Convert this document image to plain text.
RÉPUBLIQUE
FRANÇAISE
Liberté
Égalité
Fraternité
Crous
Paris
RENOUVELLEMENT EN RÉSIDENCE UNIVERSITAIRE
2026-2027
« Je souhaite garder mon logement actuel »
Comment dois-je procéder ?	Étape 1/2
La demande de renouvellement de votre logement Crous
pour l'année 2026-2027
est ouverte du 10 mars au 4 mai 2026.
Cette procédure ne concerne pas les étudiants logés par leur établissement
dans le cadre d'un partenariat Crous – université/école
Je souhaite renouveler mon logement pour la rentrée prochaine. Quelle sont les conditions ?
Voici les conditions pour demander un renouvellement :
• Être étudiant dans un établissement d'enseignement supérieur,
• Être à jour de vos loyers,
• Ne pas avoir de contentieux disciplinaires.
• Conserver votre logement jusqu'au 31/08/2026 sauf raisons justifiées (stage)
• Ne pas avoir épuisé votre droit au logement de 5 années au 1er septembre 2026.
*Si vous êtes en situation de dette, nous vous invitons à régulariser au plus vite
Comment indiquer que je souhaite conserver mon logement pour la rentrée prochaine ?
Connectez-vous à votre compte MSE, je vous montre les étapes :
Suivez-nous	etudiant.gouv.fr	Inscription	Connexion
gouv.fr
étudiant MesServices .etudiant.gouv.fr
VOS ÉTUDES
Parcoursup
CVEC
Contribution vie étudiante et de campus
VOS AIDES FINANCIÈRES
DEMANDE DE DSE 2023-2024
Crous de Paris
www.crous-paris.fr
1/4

▶ _What is needed_
Write every entry out again exactly.

▶ _Answer_
Convert this document image to plain text.
RÉPUBLIQUE
FRANÇAISE
Liberté
Égalité
Fraternité
Crous
Paris
RENOUVELLEMENT EN RÉSIDENCE UNIVERSITAIRE
2026-2027
« Je souhaite garder mon logement actuel »
Comment dois-je procéder ?	Étape 1/2
La demande de renouvellement de votre logement Crous
pour l'année 2026-2027
est ouverte du 10 mars au 4 mai 2026.
Cette procédure ne concerne pas les étudiants logés par leur établissement
dans le cadre d'un partenariat Crous – université/école
Je souhaite renouveler mon logement pour la rentrée prochaine. Quelle sont les conditions ?
Voici les conditions pour demander un renouvellement :
• Être étudiant dans un établissement d'enseignement supérieur,
• Être à jour de vos loyers,
• Ne pas avoir de contentieux disciplinaires.
• Conserver votre logement jusqu'au 31/08/2026 sauf raisons justifiées (stage)
• Ne pas avoir épuisé votre droit au logement de 5 années au 1er septembre 2026.
*Si vous êtes en situation de dette, nous vous invitons à régulariser au plus vite
Comment indiquer que je souhaite conserver mon logement pour la rentrée prochaine ?
Connectez-vous à votre compte MSE, je vous montre les étapes :
Suivez-nous	etudiant.gouv.fr	Inscription	Connexion
gouv.fr
étudiant MesServices .etudiant.gouv.fr
VOS ÉTUDES
Parcoursup
CVEC
Contribution vie étudiante et de campus
VOS AIDES FINANCIÈRES
DEMANDE DE DSE 2023-2024
Crous de Paris
www.crous-paris.fr
1/4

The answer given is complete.